_Estratto della pagina_
Mario Raciti

L’opera dell’artista Mario Raciti acquisita dal Museo a cielo aperto di Denice, dedicato alla ceramica contemporanea
L’opera dell’artista Mario Raciti installata nel borgo di Denice, nell’ambito del Museo a cielo aperto dedicato alla ceramica contemporanea

Nel museo

Mistero
2011
Ceramica a ingobbio, graffita
cm 44 × 35
Opera acquisita nel 2015

Critica

Mario Raciti ha vissuto e vive una completa risonanza con lo spazio etereo in cui colloca con colori e segni, luci e sentimenti, curiosità e presenze. Un contatto tanto più intenso e totale perché avviene nel suo intimo e per questo capace di generare in lui le forme e i tracciati che liberamente si propagano e si cristallizzano nello spazio del dipinto o delle opere ceramiche. Si tratta di percorsi che stabiliscono relazioni incerte, disagi e inquietudini, presenze e assenze, emozioni e trasalimenti continuamente contemplati e studiati e successivamente depositati nello spazio.

Elementi compositivi che diventano i testimoni delle sue scoperte liriche e delle sue vicende, inseriti in un luogo in cui la luce e lo spazio li assorbono e li riducono a fantasmi della memoria.

_Dati in ingresso_
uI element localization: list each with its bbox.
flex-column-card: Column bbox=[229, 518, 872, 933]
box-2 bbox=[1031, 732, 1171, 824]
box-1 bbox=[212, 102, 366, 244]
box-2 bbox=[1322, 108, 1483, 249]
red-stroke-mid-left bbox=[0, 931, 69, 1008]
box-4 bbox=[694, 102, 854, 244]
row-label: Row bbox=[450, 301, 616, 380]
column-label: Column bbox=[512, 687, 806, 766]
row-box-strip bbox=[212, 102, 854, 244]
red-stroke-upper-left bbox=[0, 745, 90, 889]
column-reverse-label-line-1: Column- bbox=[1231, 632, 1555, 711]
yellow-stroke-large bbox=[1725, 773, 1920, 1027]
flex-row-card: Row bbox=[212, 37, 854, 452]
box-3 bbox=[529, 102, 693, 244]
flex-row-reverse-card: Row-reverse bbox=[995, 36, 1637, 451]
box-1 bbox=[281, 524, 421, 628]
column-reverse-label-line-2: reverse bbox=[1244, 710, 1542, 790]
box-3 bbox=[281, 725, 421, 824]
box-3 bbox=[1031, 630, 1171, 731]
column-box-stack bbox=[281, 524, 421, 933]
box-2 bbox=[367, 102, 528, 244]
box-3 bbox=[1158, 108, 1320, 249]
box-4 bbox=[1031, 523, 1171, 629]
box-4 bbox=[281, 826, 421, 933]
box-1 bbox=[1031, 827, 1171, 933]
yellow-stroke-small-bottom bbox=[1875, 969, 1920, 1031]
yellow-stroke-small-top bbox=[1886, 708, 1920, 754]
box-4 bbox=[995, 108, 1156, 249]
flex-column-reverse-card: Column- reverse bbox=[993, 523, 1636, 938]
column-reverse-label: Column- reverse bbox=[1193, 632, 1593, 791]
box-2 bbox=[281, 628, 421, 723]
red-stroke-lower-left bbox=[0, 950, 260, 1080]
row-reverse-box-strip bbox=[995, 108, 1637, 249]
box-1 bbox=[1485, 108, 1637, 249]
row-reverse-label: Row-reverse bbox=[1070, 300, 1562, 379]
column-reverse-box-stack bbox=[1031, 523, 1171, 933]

_Esercizi da svolgere_
1 > Come riassumeresti in due frasi la scheda su Mario Raciti?
2 > Rispondi a queste domande sulla scheda su Mario Raciti:
(a) In che anno il museo ha acquisito l'opera?
(b) Con quale tecnica è realizzata l'opera «Mistero»?
(c) Secondo la critica, a che cosa la luce e lo spazio riducono gli elementi compositivi?
3 > Prolunga la scheda su Mario Raciti a partire dall'ultima frase della critica.

_Esercizi risolti_
1 > L'opera «Mistero» (2011) di Mario Raciti, una ceramica a ingobbio graffita di cm 44 × 35, è stata acquisita nel 2015 dal Museo a cielo aperto di Denice, dedicato alla ceramica contemporanea, e installata nel borgo. Secondo la critica, Raciti vive un'intima risonanza con lo spazio etereo, dove deposita forme e segni che la luce e lo spazio riducono a fantasmi della memoria.

2 >
(a) Nel 2015.
(b) Ceramica a ingobbio, graffita.
(c) A fantasmi della memoria.

3 >
Biografia

(Milano, 1934) si laurea in Giurisprudenza, ma presto abbandona l’attività professionale per dedicarsi completamente alla pittura a partire dalla fine degli anni Cinquanta. Per la verità aveva già iniziato a dipingere alla fine degli anni Quaranta come autodidatta e nel 1950 allestisce la prima esposizione personale. Ottiene il secondo premio agli Incontri della gioventù e negli anni successivi continua a svolgere una regolare attività espositiva attraverso personali e collettive in Italia e all’estero. La sua ricerca pittorica è fondata nel tentativo di rappresentare l’invisibile, nel cercare di mettere a fuoco e rivelare ciò che va “oltre”.

Partecipa alla Biennale di Venezia del 1986 e alle Quadriennali di Roma quel 1973 e nel 1986. Sul finire degli anni Ottanta allestisce una grande esposizione personale al Padiglione d’Arte Contemporanea di Milano. Prosegue la sua ricerca pittorica avvalendosi di campi pittorici quasi bianchi in cui sottili segni, tracce di percorsi mentali si snodano liberamente nello spazio leggero di ampie profondità atmosferiche. Segni sottili o segni che improvvisamente si addensano o raggrumano in macchie la cui forma a volte appare propensa a rivelazioni figurali dettate più dalla fantasia e dall’immaginazione dell’osservatore che non dall’autore. In tutti questi anni d’attività partecipa anche a importanti mostre collettive allestite all’estero come Disegno italiano del dopoguerra a Francoforte nel 1987 e alla rassegna Arte astratta in Italia al Museo di Stoccolma nel 1991.